::: Extracted material
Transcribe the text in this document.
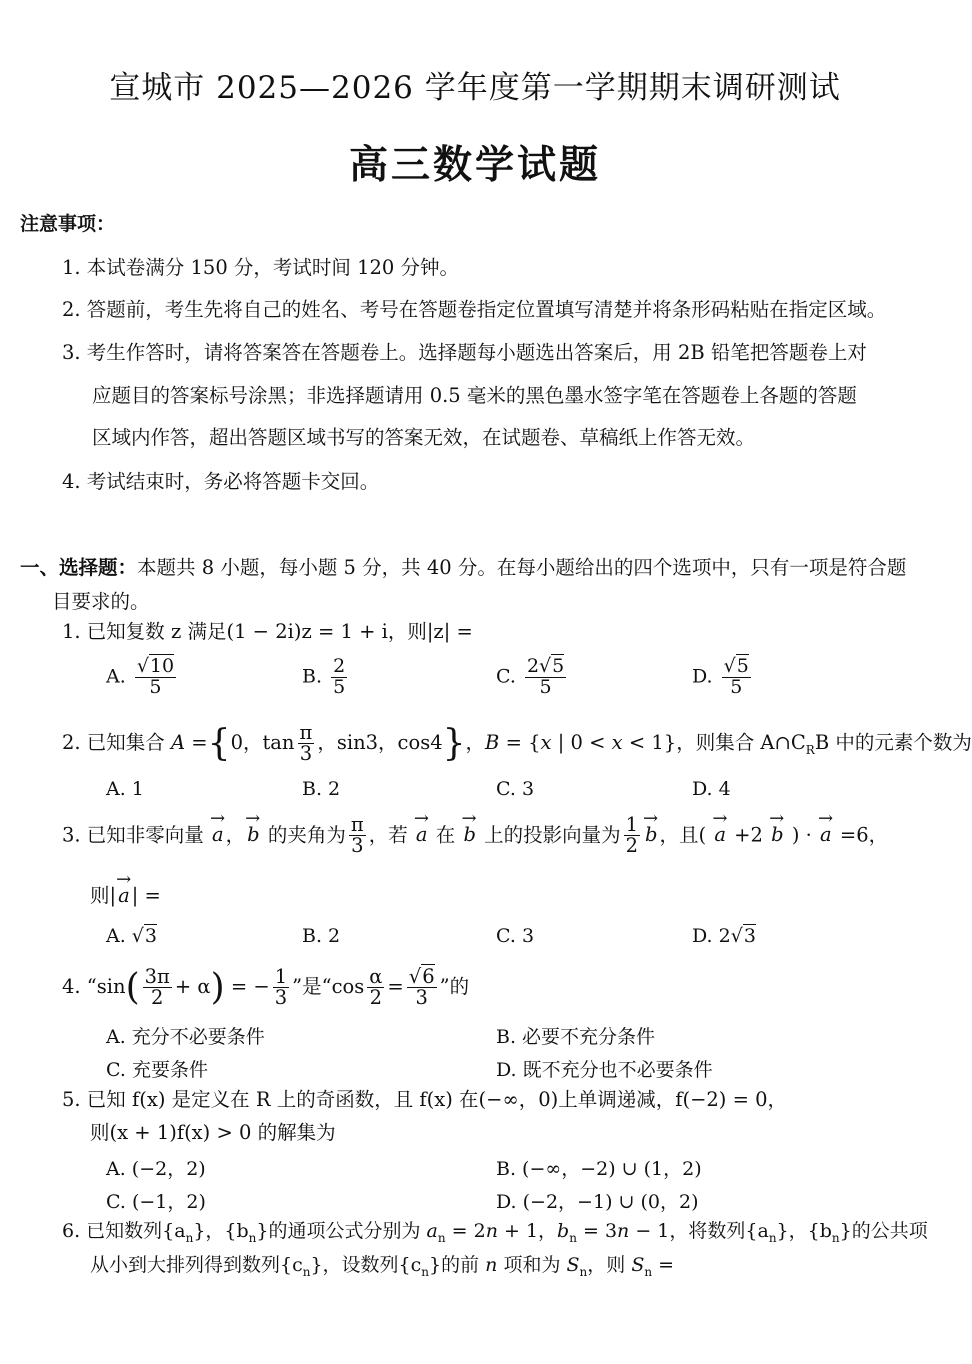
宣城市 2025—2026 学年度第一学期期末调研测试
高三数学试题
注意事项：
1. 本试卷满分 150 分，考试时间 120 分钟。
2. 答题前，考生先将自己的姓名、考号在答题卷指定位置填写清楚并将条形码粘贴在指定区域。
3. 考生作答时，请将答案答在答题卷上。选择题每小题选出答案后，用 2B 铅笔把答题卷上对
应题目的答案标号涂黑；非选择题请用 0.5 毫米的黑色墨水签字笔在答题卷上各题的答题
区域内作答，超出答题区域书写的答案无效，在试题卷、草稿纸上作答无效。
4. 考试结束时，务必将答题卡交回。
一、选择题：本题共 8 小题，每小题 5 分，共 40 分。在每小题给出的四个选项中，只有一项是符合题
目要求的。
1. 已知复数 z 满足(1 − 2i)z = 1 + i，则|z| =
A. $\frac{√10}{5}$	B. $\frac{2}{5}$	C. $\frac{2√5}{5}$	D. $\frac{√5}{5}$
2. 已知集合 A ={0，$\tan \frac{\pi}{3}$ ，sin3，cos4}，B = {x | 0 < x < 1}，则集合 $A\cap C_RB$ 中的元素个数为
A. 1	B. 2	C. 3	D. 4
3. 已知非零向量 → a ，→ b 的夹角为 $\frac{\pi}{3}$ ，若 → a 在 → b 上的投影向量为 $\frac{1}{2}$
→ b ，且( → a +2 → b ) · → a =6，
则|→ a | =
A. √3	B. 2	C. 3	D. 2√3
4. “$\sin( \frac{3\pi}{2} + \alpha)$ = − $\frac{1}{3}$ ”是“$\cos \frac{\alpha}{2} = \frac{√6}{3}$ ”的
A. 充分不必要条件	B. 必要不充分条件
C. 充要条件	D. 既不充分也不必要条件
5. 已知 f(x) 是定义在 R 上的奇函数，且 f(x) 在(−∞，0)上单调递减，f(−2) = 0，
则(x + 1)f(x) > 0 的解集为
A. (−2，2)	B. (−∞，−2) ∪ (1，2)
C. (−1，2)	D. (−2，−1) ∪ (0，2)
6. 已知数列$\{a_n\}$，$\{b_n\}$的通项公式分别为 $a_n = 2n + 1$，$b_n = 3n - 1$，将数列$\{a_n\}$，$\{b_n\}$的公共项
从小到大排列得到数列$\{c_n\}$，设数列$\{c_n\}$的前 n 项和为 $S_n$，则 $S_n$ =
::::::
■ What is expected: Locate the lines above that contain "frac" and copy them.

■ Answer to this exercise:
A. $\frac{√10}{5}$	B. $\frac{2}{5}$	C. $\frac{2√5}{5}$	D. $\frac{√5}{5}$
2. 已知集合 A ={0，$\tan \frac{\pi}{3}$ ，sin3，cos4}，B = {x | 0 < x < 1}，则集合 $A\cap C_RB$ 中的元素个数为
3. 已知非零向量 → a ，→ b 的夹角为 $\frac{\pi}{3}$ ，若 → a 在 → b 上的投影向量为 $\frac{1}{2}$
4. “$\sin( \frac{3\pi}{2} + \alpha)$ = − $\frac{1}{3}$ ”是“$\cos \frac{\alpha}{2} = \frac{√6}{3}$ ”的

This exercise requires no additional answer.